Records that describe figures
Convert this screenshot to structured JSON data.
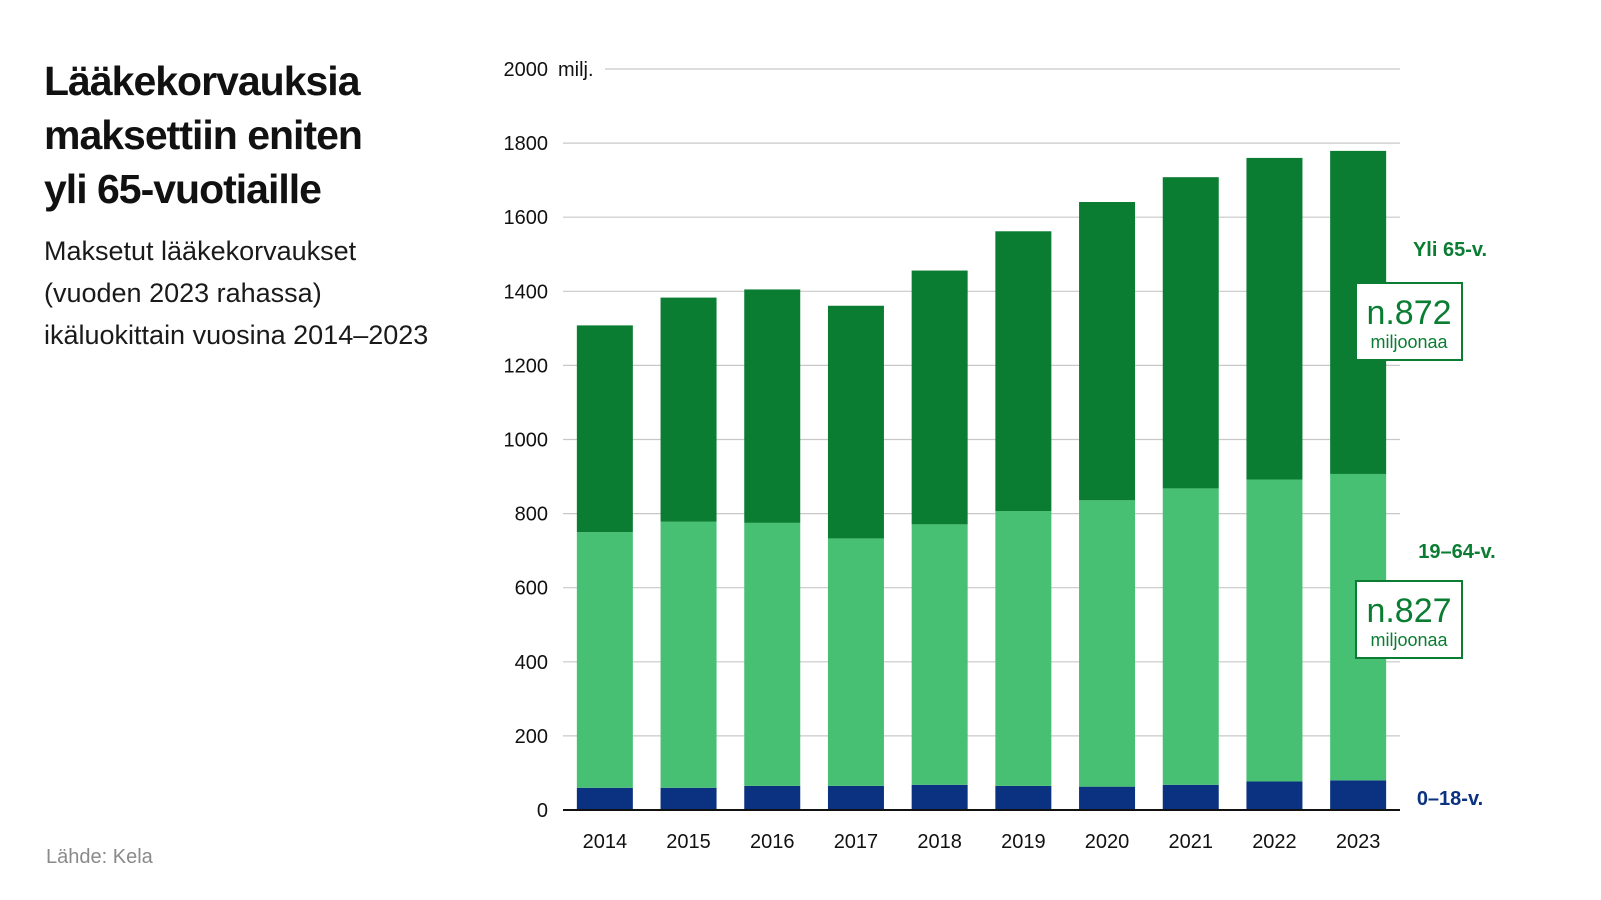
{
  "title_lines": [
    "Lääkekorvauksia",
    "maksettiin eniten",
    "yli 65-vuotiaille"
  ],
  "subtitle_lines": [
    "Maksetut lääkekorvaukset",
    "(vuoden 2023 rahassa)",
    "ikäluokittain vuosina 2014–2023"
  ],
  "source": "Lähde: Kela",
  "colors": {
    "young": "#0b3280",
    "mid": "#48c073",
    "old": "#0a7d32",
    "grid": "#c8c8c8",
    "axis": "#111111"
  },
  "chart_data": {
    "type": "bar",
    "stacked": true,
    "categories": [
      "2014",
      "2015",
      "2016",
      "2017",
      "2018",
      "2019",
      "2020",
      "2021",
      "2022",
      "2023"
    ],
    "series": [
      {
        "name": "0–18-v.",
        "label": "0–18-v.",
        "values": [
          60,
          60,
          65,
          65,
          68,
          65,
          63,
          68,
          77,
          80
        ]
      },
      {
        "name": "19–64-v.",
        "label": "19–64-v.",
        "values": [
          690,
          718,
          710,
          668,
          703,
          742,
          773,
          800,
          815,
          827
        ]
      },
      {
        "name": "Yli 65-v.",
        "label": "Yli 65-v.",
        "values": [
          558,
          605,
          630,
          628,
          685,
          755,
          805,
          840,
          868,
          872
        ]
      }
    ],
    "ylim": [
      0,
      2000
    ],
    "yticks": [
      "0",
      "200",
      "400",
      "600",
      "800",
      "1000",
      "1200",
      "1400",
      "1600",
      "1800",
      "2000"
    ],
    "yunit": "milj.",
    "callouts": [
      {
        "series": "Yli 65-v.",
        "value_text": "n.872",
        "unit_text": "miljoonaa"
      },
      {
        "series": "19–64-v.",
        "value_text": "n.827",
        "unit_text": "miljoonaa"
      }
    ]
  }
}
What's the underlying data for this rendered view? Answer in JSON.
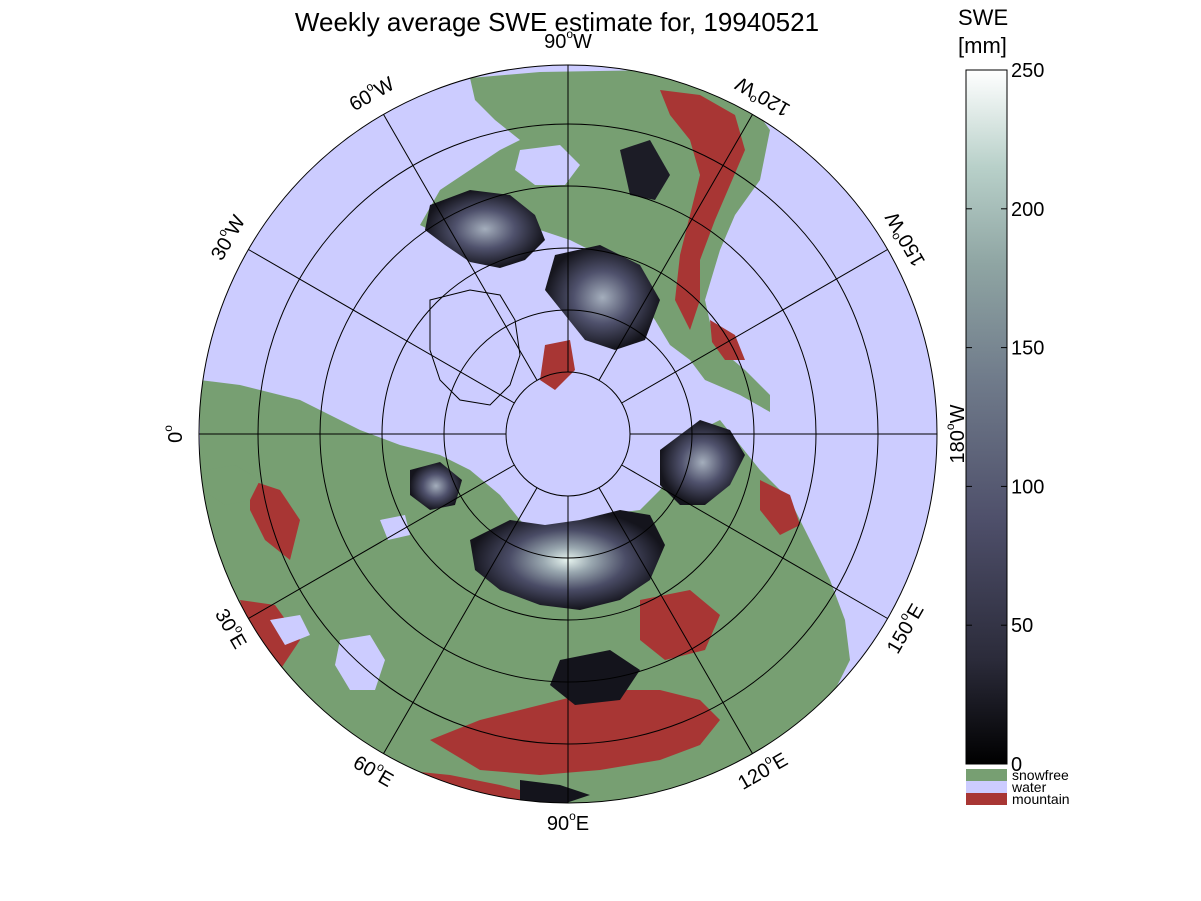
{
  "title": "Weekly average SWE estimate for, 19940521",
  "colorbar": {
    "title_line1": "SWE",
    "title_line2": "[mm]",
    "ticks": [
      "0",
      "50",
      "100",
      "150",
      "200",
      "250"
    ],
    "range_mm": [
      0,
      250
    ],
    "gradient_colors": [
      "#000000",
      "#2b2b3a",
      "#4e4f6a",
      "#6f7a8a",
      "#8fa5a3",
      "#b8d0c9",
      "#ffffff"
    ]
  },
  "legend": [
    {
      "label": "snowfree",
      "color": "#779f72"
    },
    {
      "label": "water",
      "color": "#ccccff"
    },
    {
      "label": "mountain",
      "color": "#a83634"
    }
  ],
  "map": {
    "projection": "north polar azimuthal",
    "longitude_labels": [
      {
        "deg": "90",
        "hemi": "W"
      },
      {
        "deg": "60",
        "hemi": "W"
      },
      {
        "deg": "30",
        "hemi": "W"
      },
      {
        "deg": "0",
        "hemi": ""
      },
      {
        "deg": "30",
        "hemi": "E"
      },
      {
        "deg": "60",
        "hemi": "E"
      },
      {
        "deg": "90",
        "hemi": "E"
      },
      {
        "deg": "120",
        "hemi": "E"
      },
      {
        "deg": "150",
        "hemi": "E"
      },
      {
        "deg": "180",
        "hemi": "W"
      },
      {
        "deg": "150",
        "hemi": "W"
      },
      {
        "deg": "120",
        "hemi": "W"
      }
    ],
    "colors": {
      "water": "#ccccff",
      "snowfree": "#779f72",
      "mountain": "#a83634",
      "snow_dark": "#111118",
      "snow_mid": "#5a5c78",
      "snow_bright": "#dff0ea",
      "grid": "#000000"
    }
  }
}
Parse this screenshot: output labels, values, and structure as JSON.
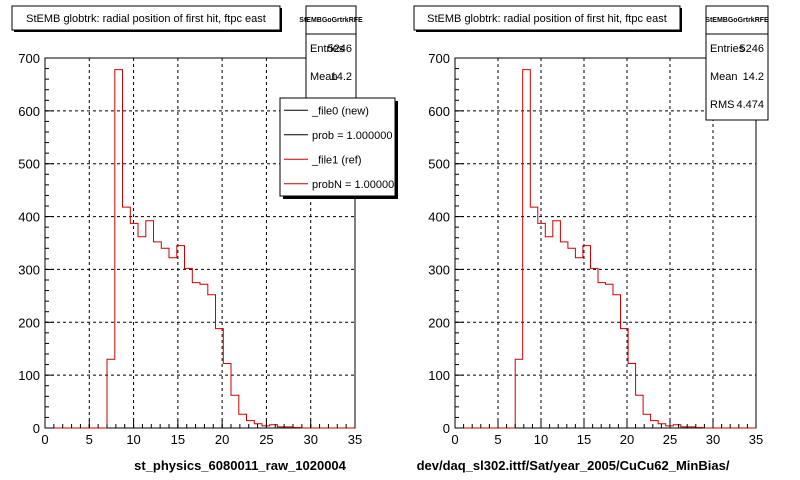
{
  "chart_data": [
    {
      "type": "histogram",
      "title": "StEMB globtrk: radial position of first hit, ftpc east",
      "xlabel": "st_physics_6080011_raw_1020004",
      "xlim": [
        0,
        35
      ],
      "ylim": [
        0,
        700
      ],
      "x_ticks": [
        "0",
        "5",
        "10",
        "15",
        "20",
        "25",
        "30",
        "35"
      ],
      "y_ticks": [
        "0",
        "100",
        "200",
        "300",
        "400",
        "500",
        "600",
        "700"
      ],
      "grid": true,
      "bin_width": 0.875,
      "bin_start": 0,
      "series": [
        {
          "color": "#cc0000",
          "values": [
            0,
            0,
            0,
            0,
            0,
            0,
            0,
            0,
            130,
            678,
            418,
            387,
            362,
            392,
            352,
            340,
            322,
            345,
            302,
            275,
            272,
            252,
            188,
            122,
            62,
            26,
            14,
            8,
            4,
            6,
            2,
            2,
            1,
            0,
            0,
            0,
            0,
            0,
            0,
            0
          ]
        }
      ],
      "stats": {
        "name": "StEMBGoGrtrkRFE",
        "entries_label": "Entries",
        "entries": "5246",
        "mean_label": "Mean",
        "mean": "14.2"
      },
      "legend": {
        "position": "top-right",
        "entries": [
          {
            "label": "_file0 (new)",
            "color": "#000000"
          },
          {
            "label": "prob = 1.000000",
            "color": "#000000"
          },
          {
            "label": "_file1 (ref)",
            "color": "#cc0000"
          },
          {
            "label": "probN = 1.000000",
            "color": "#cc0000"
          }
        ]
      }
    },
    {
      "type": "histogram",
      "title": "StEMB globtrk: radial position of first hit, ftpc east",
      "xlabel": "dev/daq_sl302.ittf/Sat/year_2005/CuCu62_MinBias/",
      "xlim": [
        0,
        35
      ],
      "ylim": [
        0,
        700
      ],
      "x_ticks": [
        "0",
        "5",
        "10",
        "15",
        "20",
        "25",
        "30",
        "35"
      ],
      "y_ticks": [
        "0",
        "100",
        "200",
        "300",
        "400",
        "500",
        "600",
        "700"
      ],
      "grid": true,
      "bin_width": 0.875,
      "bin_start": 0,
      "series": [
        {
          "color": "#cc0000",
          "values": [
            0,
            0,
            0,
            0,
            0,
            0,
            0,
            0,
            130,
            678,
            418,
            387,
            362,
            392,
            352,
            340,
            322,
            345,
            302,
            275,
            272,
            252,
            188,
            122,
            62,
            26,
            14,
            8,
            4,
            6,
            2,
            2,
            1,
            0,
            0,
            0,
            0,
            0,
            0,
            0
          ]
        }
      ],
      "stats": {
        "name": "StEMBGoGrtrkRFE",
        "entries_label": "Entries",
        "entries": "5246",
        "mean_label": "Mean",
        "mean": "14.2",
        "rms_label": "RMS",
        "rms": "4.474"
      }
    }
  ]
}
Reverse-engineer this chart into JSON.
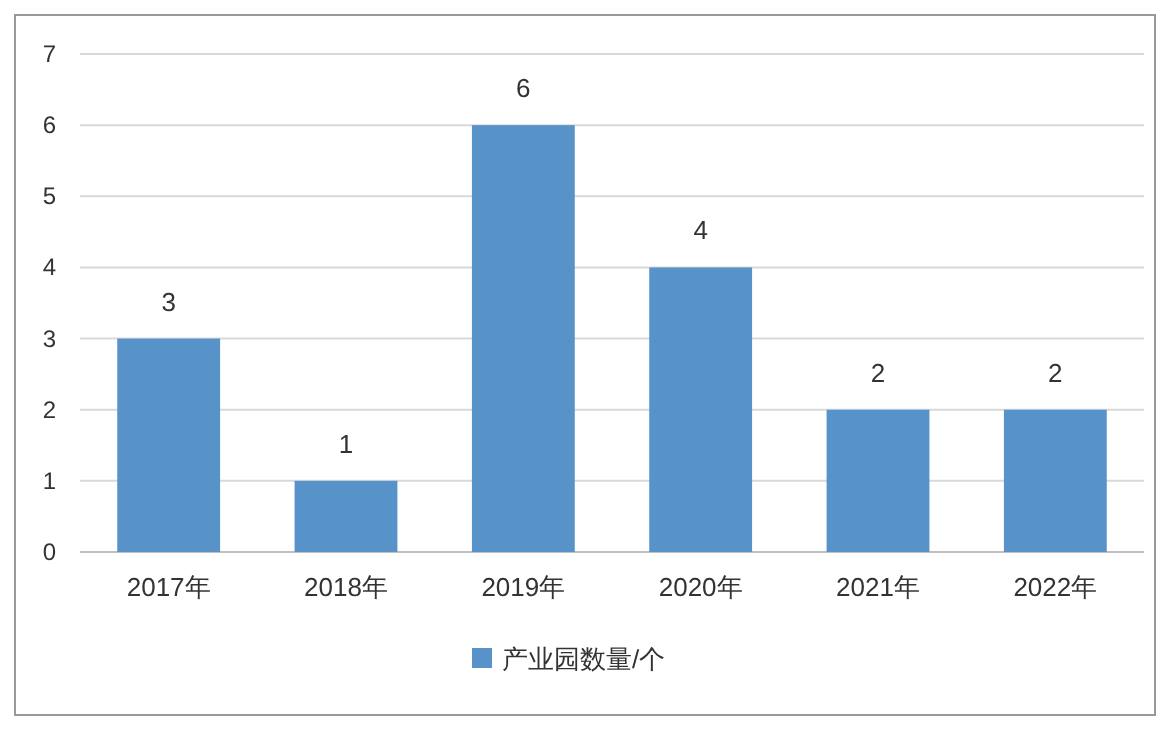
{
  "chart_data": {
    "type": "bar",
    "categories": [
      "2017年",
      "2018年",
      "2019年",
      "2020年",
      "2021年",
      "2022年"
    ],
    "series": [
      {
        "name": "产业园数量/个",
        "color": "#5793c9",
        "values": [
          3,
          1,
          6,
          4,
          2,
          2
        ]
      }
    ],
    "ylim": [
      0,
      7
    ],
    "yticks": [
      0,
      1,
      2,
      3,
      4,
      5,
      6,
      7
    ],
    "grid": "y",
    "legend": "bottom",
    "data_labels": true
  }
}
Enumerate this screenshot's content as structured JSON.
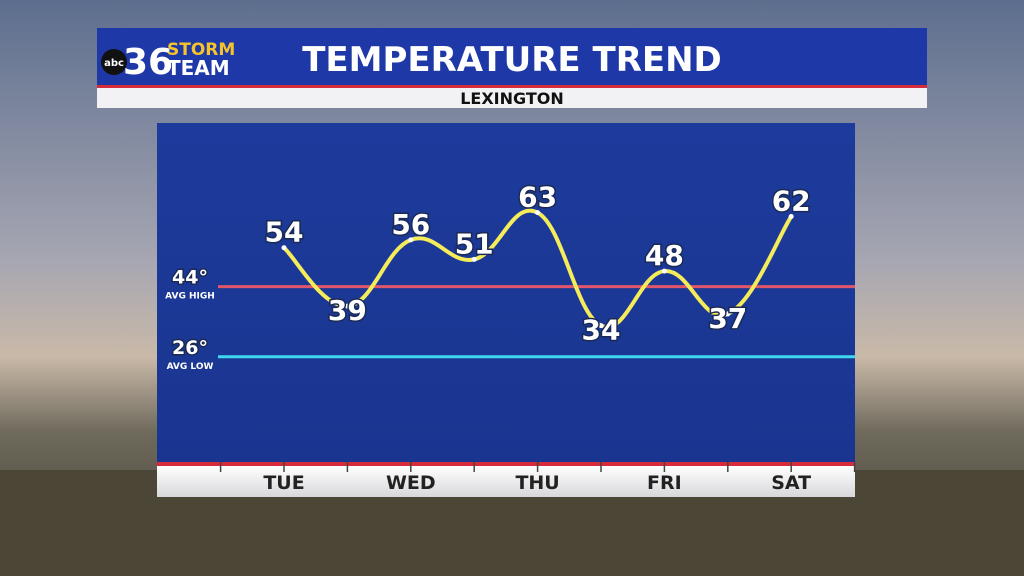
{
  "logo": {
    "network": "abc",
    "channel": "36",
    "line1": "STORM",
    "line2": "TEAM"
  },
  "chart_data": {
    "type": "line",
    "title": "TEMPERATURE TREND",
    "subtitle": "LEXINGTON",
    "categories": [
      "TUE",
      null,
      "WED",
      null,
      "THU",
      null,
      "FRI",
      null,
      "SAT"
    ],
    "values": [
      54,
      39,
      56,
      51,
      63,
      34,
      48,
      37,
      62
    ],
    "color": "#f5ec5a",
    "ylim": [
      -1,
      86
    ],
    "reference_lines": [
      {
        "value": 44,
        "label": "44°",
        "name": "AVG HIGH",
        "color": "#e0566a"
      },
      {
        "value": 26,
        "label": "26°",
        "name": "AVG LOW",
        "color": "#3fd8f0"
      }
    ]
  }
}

--- Goal ---
Nothing but a number is needed here: how many lines hold the string "structured"?

--- Reply ---
2